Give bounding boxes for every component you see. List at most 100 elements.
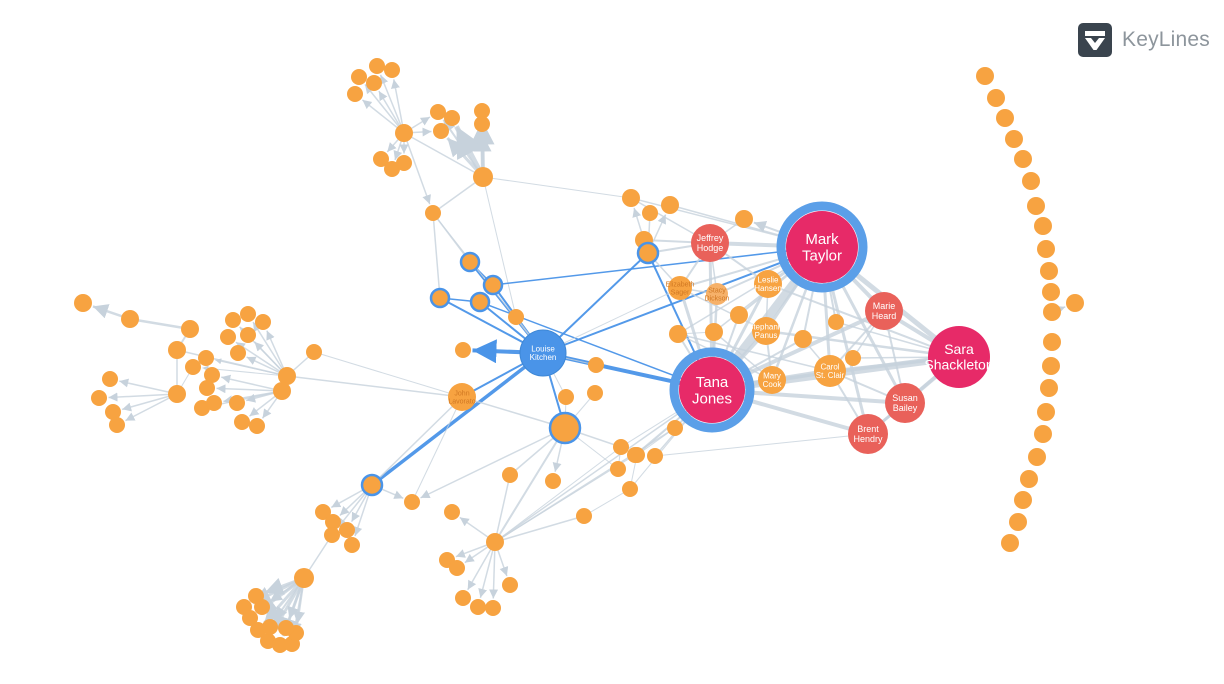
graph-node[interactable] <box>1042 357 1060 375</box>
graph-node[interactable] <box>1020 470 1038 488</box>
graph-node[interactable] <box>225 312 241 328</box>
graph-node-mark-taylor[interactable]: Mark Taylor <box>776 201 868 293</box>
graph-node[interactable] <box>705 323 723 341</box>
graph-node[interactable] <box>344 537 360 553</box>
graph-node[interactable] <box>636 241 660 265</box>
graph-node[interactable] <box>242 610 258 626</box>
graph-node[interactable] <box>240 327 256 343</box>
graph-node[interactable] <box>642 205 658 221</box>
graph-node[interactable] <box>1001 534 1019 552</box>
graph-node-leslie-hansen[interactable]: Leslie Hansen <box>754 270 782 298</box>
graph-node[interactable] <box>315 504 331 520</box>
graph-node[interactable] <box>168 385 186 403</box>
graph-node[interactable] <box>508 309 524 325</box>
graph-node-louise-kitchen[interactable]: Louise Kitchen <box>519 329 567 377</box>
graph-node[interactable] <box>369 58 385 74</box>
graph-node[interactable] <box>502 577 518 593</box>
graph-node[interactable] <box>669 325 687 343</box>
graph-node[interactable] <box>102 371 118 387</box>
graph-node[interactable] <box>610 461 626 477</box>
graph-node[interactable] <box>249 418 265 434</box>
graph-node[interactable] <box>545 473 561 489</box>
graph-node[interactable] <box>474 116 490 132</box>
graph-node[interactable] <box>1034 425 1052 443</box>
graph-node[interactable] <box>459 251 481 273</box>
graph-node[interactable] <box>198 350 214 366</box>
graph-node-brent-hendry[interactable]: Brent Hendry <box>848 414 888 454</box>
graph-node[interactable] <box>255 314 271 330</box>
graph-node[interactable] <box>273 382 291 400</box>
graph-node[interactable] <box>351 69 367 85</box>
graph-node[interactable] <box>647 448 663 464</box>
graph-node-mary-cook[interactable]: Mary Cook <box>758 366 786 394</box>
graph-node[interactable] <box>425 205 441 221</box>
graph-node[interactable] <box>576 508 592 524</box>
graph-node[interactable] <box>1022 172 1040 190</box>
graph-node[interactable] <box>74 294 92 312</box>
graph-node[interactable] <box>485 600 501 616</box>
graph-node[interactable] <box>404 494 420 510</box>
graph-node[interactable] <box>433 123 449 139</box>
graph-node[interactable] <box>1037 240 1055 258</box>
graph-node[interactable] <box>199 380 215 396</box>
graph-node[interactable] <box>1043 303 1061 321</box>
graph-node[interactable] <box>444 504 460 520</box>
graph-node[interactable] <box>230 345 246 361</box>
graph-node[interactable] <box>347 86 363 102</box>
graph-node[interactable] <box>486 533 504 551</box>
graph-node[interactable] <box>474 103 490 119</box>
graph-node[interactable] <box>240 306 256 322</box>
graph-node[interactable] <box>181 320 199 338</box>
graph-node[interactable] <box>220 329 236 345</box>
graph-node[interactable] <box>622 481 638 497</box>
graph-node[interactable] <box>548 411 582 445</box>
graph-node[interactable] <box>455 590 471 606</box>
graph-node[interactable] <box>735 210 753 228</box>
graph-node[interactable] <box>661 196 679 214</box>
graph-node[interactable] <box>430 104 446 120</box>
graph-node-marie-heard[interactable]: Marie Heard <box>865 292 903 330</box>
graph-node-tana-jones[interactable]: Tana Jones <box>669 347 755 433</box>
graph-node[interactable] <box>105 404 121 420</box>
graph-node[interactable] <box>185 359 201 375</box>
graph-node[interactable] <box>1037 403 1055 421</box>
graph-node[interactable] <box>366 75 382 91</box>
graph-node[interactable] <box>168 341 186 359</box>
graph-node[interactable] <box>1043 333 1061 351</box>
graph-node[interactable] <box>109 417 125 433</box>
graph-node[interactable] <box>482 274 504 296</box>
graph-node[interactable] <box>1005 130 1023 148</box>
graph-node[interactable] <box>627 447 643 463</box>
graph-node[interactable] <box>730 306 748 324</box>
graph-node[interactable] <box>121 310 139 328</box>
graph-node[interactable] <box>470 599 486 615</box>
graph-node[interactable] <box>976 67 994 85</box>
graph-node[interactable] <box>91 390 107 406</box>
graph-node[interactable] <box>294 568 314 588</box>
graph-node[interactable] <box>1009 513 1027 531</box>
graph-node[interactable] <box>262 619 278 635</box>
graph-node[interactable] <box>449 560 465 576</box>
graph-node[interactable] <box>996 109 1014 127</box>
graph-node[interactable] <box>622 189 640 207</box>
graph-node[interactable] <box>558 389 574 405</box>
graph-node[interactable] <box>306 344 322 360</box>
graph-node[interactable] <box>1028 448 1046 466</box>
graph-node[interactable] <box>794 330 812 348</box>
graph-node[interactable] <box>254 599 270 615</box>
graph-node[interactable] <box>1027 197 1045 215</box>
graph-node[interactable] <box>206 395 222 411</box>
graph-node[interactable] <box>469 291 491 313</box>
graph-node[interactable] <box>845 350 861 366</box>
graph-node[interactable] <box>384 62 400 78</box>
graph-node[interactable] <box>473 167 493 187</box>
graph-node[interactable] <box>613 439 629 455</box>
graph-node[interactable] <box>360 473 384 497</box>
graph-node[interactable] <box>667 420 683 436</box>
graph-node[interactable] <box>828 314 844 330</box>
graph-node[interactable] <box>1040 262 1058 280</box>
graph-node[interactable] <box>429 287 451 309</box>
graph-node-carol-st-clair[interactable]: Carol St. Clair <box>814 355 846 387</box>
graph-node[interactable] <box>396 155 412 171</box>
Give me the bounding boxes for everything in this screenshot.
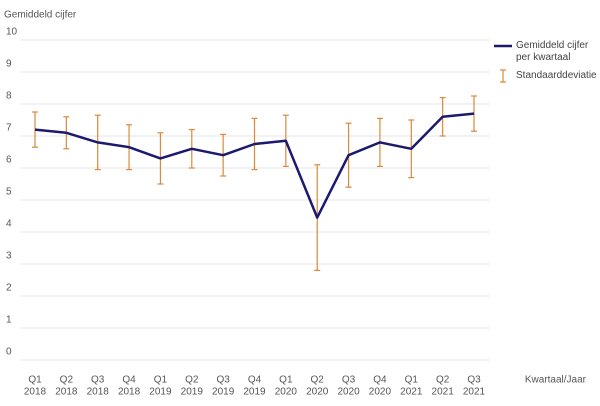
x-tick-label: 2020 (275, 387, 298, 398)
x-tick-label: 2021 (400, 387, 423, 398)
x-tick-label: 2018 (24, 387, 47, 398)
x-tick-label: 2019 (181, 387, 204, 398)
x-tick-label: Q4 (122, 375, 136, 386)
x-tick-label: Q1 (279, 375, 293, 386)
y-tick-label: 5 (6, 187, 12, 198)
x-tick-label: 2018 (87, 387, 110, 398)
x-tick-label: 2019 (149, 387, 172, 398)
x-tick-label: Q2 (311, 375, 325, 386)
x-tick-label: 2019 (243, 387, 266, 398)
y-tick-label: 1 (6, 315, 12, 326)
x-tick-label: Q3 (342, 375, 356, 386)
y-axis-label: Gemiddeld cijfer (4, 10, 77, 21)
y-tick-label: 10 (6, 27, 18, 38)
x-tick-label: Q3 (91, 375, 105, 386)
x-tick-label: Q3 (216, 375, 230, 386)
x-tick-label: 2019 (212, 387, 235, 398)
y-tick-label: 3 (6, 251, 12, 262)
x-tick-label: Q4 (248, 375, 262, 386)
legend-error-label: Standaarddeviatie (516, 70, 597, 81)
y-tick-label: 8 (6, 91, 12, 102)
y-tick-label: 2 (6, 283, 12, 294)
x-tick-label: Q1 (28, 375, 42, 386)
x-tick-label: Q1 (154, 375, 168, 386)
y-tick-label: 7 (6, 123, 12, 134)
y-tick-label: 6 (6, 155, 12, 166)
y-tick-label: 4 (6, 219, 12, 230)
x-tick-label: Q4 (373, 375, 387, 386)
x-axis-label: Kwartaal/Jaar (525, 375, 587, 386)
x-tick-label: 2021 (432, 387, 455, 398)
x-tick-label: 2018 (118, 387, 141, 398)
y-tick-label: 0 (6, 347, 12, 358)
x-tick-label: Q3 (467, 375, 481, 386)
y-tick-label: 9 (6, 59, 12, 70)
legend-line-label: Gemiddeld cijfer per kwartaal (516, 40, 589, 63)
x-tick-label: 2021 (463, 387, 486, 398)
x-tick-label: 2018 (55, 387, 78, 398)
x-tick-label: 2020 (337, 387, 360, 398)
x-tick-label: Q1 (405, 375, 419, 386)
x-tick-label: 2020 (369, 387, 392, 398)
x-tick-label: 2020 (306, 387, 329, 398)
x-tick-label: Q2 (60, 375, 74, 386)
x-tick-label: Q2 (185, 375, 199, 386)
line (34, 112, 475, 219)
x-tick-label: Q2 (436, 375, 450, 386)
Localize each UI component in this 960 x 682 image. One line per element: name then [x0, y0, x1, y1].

## [What you will do]
Copy from the records above every line from the one containing "x-tick-label: 2020 (275, 387, 298, 398)" through the one containing "x-tick-label: Q2 (311, 375, 325, 386)", keeping both of those lines.

## [Answer to this exercise]
x-tick-label: 2020 (275, 387, 298, 398)
x-tick-label: 2021 (400, 387, 423, 398)
x-tick-label: 2018 (24, 387, 47, 398)
x-tick-label: 2019 (181, 387, 204, 398)
x-tick-label: Q4 (122, 375, 136, 386)
x-tick-label: Q1 (279, 375, 293, 386)
y-tick-label: 5 (6, 187, 12, 198)
x-tick-label: 2018 (87, 387, 110, 398)
x-tick-label: 2019 (149, 387, 172, 398)
x-tick-label: Q2 (311, 375, 325, 386)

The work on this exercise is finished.